Extracted records:
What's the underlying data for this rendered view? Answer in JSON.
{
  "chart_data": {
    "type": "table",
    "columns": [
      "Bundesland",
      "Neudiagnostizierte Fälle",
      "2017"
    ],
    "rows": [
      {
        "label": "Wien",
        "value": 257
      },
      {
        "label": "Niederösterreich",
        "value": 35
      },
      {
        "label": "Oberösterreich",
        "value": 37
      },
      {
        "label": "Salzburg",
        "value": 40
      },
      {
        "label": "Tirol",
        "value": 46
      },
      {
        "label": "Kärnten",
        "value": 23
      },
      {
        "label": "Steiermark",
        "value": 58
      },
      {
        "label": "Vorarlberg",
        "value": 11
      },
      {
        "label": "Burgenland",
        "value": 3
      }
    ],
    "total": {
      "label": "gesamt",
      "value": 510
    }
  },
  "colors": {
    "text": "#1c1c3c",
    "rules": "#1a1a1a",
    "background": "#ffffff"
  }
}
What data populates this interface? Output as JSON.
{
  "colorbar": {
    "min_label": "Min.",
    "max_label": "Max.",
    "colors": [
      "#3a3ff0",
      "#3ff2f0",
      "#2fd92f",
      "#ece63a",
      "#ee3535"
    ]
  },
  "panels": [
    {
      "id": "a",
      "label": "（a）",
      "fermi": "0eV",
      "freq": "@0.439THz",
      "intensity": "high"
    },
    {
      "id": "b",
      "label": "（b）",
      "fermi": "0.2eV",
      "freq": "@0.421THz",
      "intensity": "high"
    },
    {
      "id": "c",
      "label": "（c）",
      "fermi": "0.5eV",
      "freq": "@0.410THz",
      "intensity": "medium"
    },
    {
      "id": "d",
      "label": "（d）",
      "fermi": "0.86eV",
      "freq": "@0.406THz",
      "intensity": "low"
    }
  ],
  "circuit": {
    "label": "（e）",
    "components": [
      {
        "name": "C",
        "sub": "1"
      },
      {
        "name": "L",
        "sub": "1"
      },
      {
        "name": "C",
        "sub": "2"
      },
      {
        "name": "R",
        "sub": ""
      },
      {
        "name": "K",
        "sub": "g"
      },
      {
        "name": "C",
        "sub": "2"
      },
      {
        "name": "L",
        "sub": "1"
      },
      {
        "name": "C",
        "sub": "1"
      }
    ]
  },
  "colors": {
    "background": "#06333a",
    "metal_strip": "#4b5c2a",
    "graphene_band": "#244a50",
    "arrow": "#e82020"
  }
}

Objective: State how many lines of the listing include the word "intensity". Reply with the number alone.

Solution to this problem: 4